:: Supplied data
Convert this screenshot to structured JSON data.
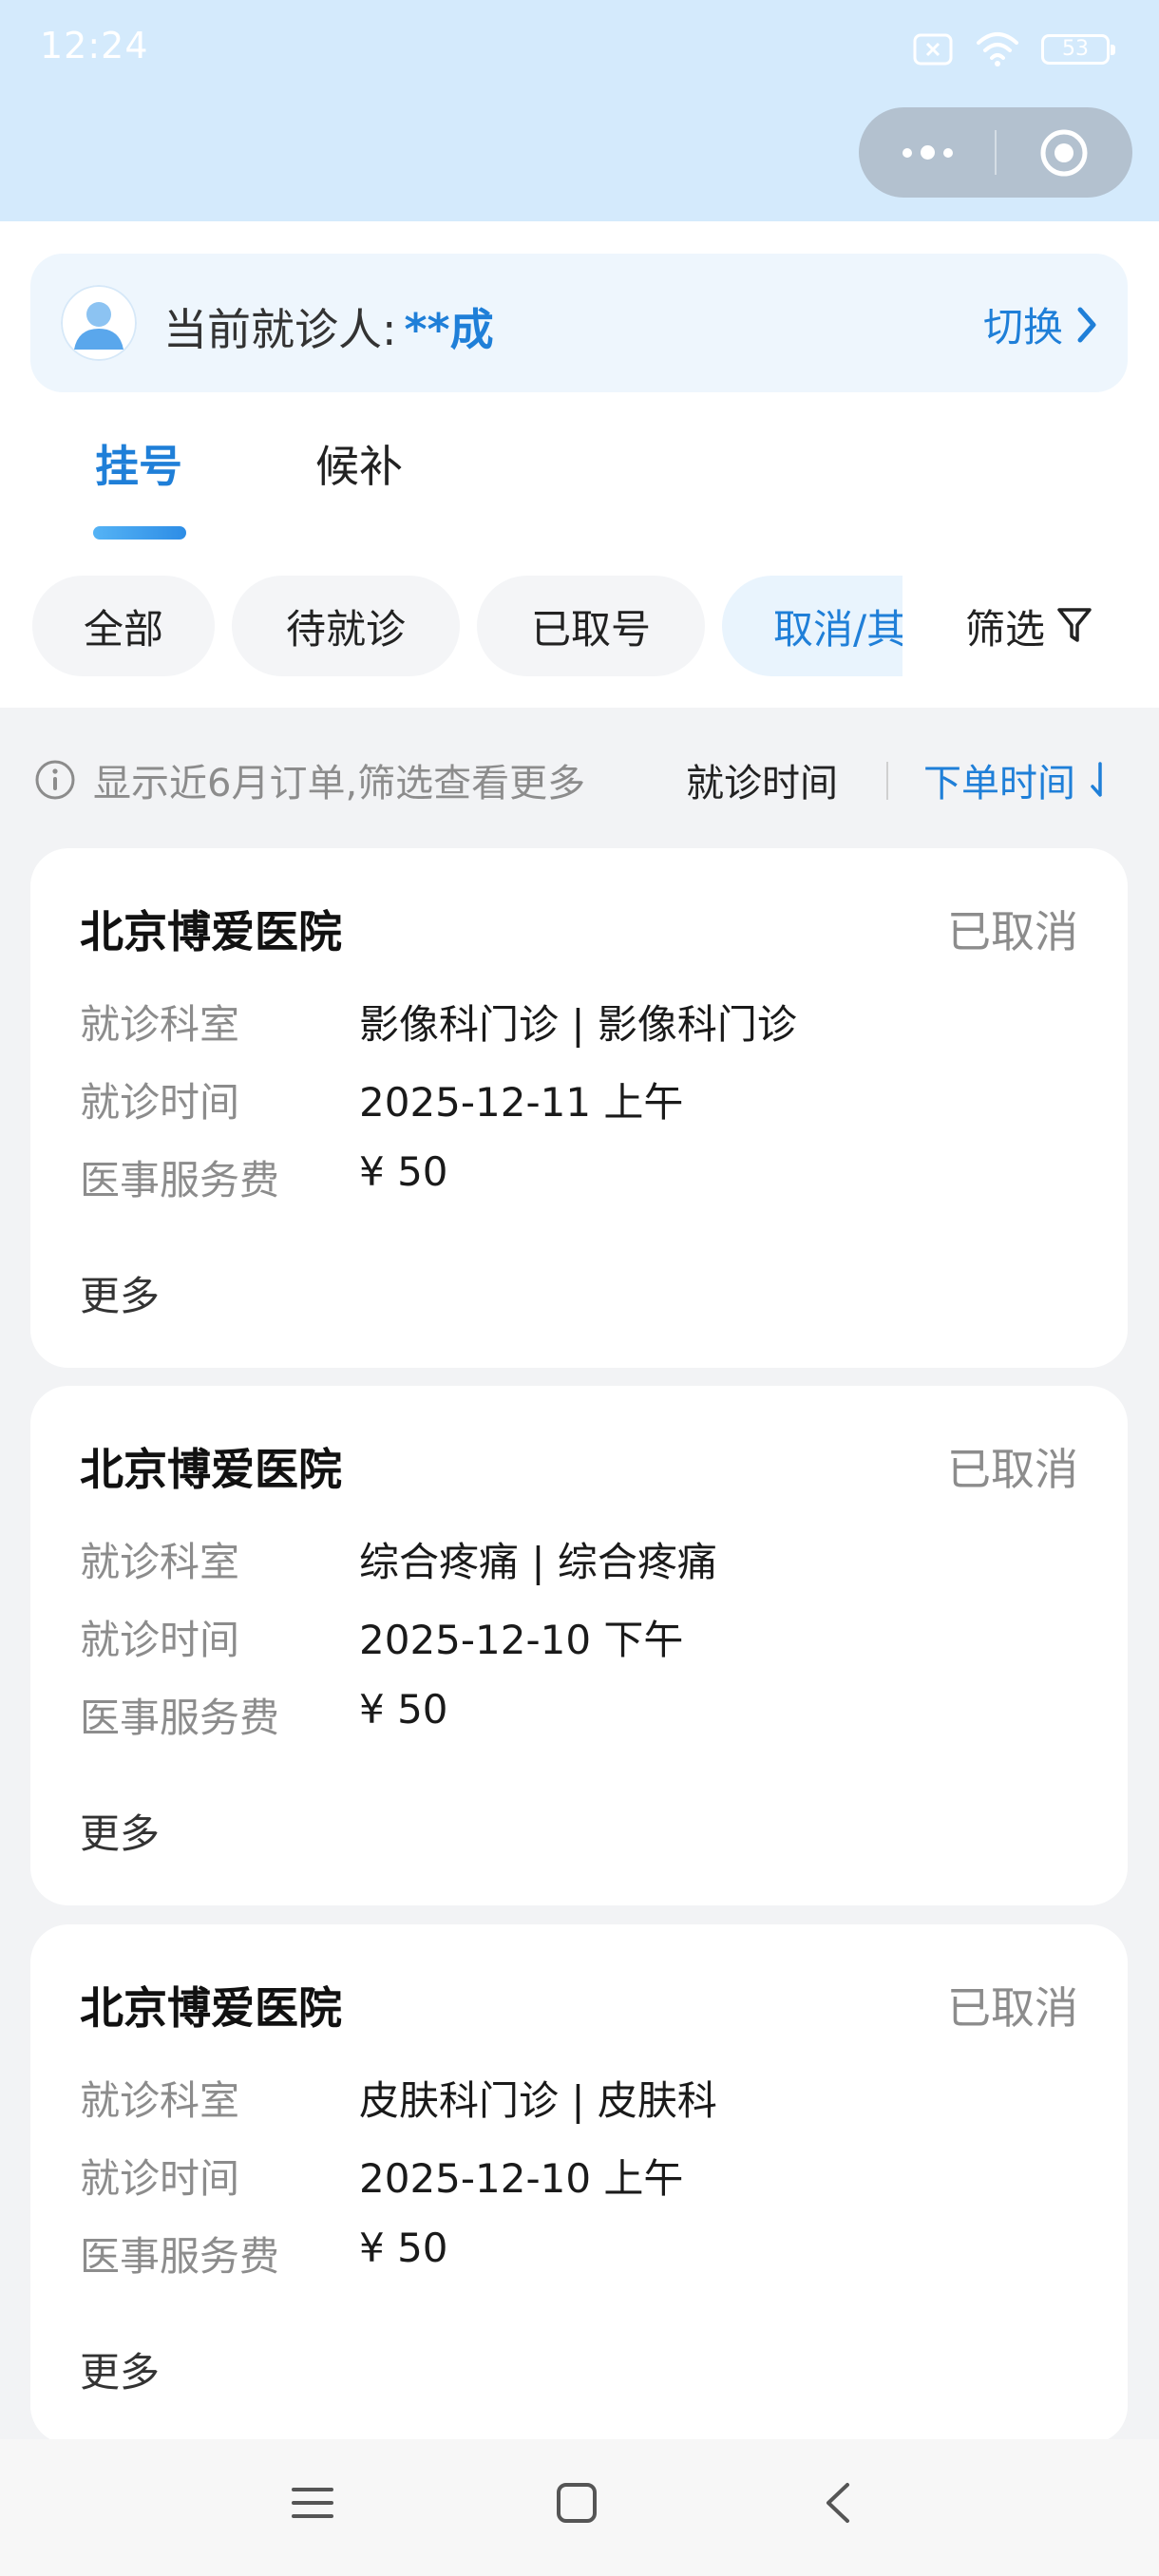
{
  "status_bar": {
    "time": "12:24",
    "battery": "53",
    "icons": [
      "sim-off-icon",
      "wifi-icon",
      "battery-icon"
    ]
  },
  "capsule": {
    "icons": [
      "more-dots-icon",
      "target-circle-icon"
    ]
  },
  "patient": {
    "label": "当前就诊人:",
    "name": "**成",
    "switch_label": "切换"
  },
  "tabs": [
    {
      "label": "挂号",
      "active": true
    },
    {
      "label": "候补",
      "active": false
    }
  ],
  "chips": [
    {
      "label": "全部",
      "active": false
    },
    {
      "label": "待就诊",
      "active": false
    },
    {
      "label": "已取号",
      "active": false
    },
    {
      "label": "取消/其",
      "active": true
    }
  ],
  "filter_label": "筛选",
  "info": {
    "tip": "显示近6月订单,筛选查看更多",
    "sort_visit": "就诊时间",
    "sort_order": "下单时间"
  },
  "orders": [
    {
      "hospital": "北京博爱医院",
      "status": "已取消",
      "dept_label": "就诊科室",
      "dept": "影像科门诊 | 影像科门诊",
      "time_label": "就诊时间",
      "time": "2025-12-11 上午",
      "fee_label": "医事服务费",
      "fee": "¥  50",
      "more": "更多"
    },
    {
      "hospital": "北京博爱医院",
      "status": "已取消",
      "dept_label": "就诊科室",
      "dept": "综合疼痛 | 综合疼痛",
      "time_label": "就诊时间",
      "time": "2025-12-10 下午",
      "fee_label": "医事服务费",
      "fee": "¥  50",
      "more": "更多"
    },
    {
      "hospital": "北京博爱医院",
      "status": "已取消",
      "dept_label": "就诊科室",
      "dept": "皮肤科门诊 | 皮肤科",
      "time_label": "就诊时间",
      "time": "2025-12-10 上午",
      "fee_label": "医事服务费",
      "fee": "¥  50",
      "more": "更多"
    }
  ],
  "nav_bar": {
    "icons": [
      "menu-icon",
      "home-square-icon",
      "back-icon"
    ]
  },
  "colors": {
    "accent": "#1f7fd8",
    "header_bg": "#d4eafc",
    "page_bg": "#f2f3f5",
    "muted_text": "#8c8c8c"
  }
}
::::
:: Supplied data
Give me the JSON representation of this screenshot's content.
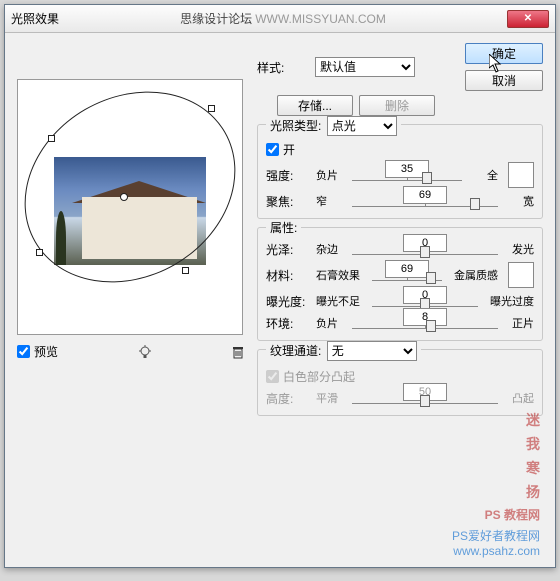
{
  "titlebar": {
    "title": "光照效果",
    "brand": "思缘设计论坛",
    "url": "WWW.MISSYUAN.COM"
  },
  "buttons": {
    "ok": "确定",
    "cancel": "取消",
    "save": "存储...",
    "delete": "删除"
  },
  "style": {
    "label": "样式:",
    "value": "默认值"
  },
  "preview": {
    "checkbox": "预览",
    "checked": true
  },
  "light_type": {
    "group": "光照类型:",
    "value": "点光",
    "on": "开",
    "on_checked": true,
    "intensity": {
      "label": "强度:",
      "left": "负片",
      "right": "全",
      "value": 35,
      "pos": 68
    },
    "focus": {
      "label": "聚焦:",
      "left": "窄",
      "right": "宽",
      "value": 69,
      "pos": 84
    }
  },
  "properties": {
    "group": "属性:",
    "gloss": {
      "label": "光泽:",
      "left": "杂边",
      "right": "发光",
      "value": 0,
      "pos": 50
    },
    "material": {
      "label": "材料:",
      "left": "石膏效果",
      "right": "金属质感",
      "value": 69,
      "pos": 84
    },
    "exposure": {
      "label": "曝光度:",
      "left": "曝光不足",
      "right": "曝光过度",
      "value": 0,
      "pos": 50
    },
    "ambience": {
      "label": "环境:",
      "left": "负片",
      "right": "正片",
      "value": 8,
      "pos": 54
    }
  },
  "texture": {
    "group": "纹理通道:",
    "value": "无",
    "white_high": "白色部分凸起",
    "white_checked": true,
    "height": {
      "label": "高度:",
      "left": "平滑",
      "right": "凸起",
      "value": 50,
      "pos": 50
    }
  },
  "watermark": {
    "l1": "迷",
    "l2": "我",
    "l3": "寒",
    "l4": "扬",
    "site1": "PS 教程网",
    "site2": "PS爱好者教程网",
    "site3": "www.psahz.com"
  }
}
::::
:: Supplied data
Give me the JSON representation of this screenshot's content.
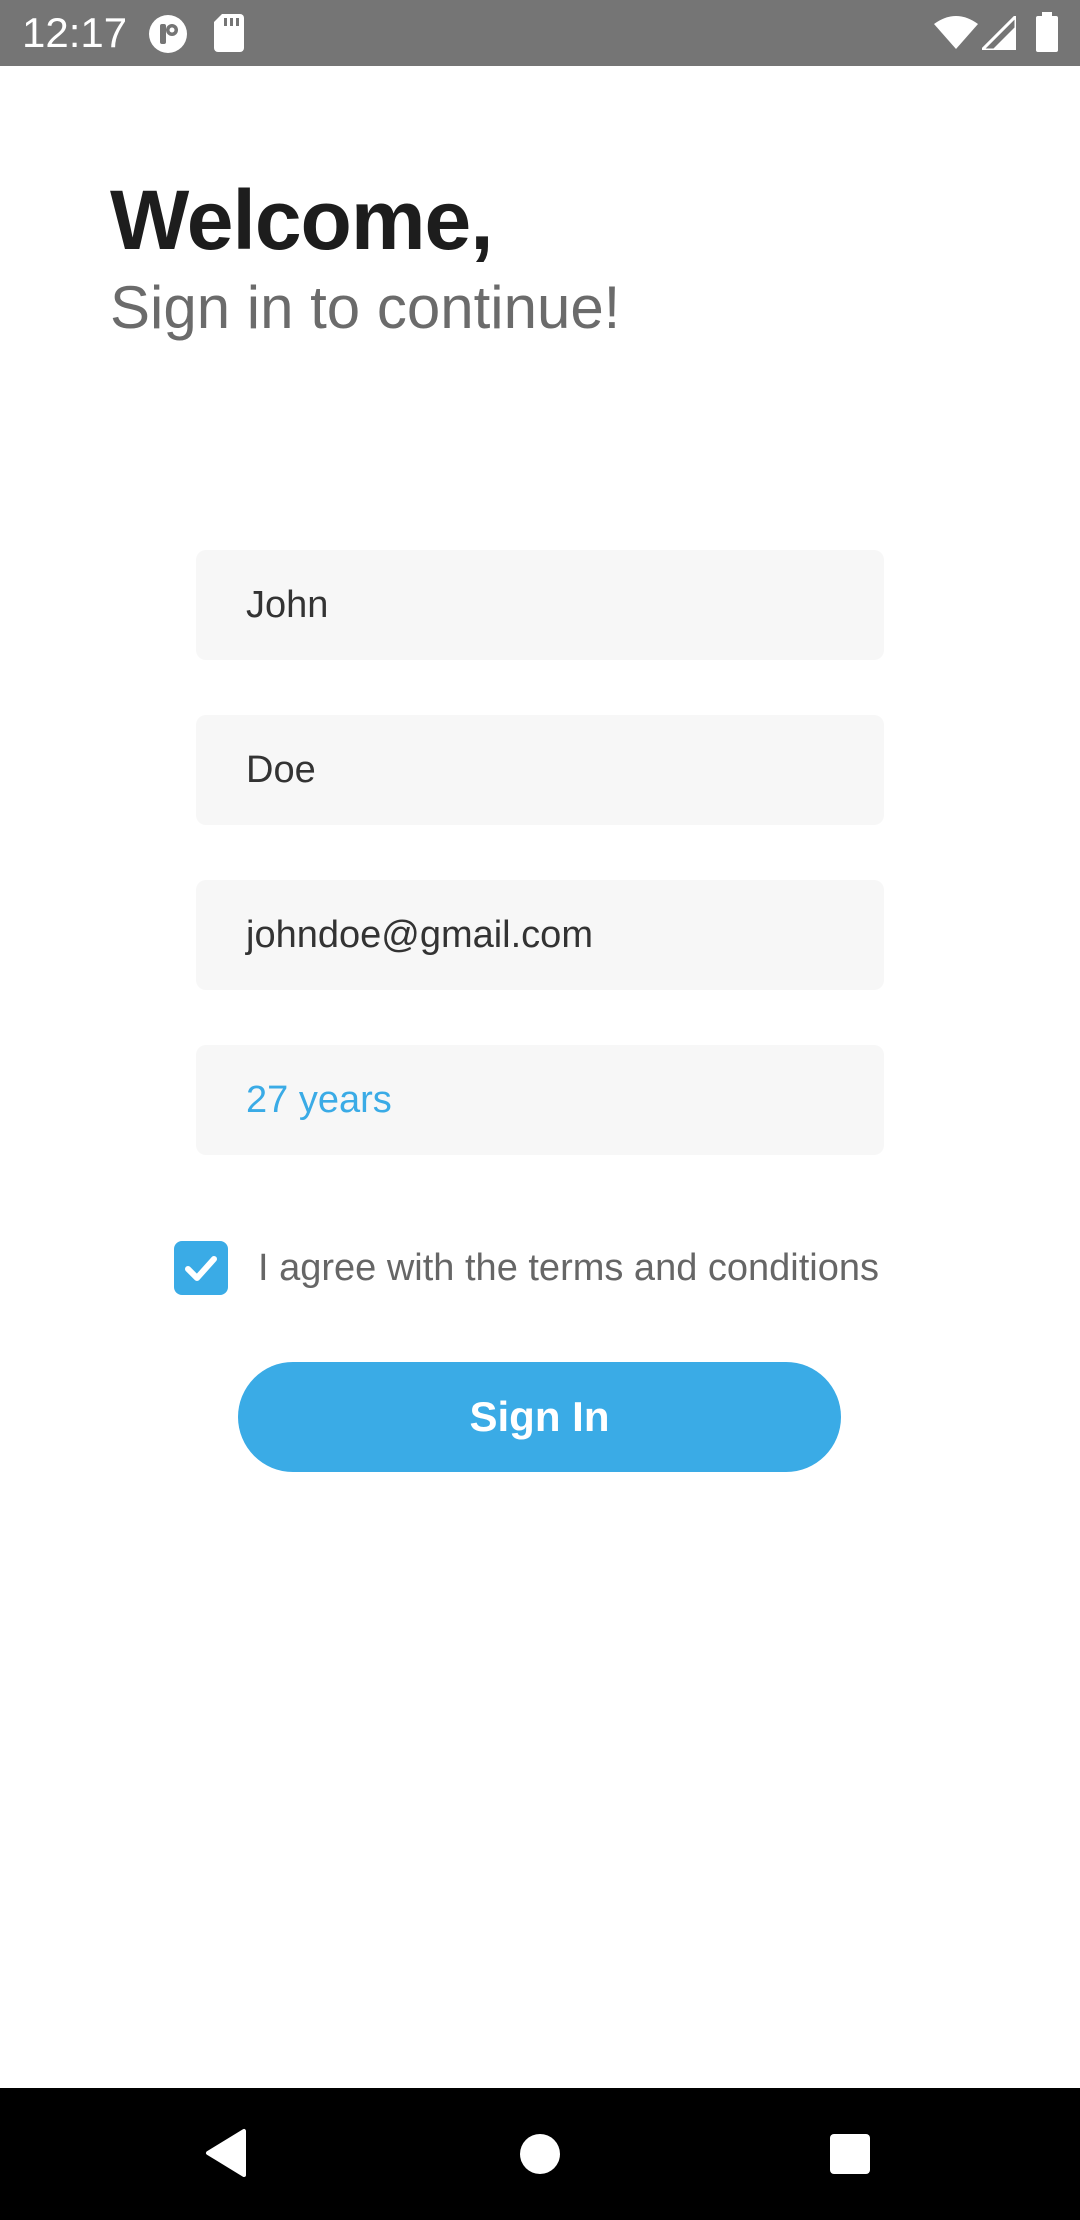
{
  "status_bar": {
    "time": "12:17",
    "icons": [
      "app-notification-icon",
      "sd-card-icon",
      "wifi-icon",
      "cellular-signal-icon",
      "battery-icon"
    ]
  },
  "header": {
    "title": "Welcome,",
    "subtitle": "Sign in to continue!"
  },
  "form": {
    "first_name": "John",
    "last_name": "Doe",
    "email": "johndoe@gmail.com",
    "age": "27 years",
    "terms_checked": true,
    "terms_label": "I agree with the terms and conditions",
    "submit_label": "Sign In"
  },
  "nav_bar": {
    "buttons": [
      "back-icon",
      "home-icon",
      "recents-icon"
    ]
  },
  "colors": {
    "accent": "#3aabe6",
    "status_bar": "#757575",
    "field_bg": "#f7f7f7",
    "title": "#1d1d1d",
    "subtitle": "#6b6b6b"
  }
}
::::
§ **Problem statement**
Make a list of all lines in the data that contain "subtitle".

§ **Answer in full**
    "subtitle": "Sign in to continue!"
    "subtitle": "#6b6b6b"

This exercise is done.